# Problem requirements
Replace every occurrence of "interactable" in the listing below with "clickable", and reproduce all other text unchanged.

# Task inputs
************

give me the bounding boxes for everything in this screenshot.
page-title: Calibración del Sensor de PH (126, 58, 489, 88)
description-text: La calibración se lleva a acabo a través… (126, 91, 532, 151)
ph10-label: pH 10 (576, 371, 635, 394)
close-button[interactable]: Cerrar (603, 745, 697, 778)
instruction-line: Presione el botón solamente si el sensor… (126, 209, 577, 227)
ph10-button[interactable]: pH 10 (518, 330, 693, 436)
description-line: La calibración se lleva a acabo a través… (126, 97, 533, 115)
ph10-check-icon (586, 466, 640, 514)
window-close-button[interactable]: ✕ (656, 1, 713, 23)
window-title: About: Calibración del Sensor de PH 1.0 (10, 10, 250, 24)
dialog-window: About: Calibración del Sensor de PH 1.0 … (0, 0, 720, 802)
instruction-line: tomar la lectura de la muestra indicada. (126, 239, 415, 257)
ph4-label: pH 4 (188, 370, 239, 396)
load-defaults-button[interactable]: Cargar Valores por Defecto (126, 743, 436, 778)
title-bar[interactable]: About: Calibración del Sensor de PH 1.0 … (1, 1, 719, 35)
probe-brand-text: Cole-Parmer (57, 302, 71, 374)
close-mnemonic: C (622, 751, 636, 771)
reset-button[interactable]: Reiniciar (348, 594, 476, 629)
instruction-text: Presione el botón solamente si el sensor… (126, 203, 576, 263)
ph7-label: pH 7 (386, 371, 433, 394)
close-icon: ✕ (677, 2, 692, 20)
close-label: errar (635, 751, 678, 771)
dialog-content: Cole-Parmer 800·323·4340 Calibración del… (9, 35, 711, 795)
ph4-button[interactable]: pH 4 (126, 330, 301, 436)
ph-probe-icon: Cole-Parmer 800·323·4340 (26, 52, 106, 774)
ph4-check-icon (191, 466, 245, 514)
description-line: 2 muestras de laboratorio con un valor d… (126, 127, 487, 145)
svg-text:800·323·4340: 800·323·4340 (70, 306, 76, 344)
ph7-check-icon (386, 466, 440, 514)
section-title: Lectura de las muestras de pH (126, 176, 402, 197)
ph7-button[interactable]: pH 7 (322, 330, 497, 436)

************

# Written reply
give me the bounding boxes for everything in this screenshot.
page-title: Calibración del Sensor de PH (126, 58, 489, 88)
description-text: La calibración se lleva a acabo a través… (126, 91, 532, 151)
ph10-label: pH 10 (576, 371, 635, 394)
close-button[clickable]: Cerrar (603, 745, 697, 778)
instruction-line: Presione el botón solamente si el sensor… (126, 209, 577, 227)
ph10-button[clickable]: pH 10 (518, 330, 693, 436)
description-line: La calibración se lleva a acabo a través… (126, 97, 533, 115)
ph10-check-icon (586, 466, 640, 514)
window-close-button[clickable]: ✕ (656, 1, 713, 23)
window-title: About: Calibración del Sensor de PH 1.0 (10, 10, 250, 24)
dialog-window: About: Calibración del Sensor de PH 1.0 … (0, 0, 720, 802)
instruction-line: tomar la lectura de la muestra indicada. (126, 239, 415, 257)
ph4-label: pH 4 (188, 370, 239, 396)
load-defaults-button[clickable]: Cargar Valores por Defecto (126, 743, 436, 778)
title-bar[clickable]: About: Calibración del Sensor de PH 1.0 … (1, 1, 719, 35)
probe-brand-text: Cole-Parmer (57, 302, 71, 374)
close-mnemonic: C (622, 751, 636, 771)
reset-button[clickable]: Reiniciar (348, 594, 476, 629)
instruction-text: Presione el botón solamente si el sensor… (126, 203, 576, 263)
ph7-label: pH 7 (386, 371, 433, 394)
close-icon: ✕ (677, 2, 692, 20)
close-label: errar (635, 751, 678, 771)
dialog-content: Cole-Parmer 800·323·4340 Calibración del… (9, 35, 711, 795)
ph4-button[clickable]: pH 4 (126, 330, 301, 436)
ph-probe-icon: Cole-Parmer 800·323·4340 (26, 52, 106, 774)
ph4-check-icon (191, 466, 245, 514)
description-line: 2 muestras de laboratorio con un valor d… (126, 127, 487, 145)
svg-text:800·323·4340: 800·323·4340 (70, 306, 76, 344)
ph7-check-icon (386, 466, 440, 514)
section-title: Lectura de las muestras de pH (126, 176, 402, 197)
ph7-button[clickable]: pH 7 (322, 330, 497, 436)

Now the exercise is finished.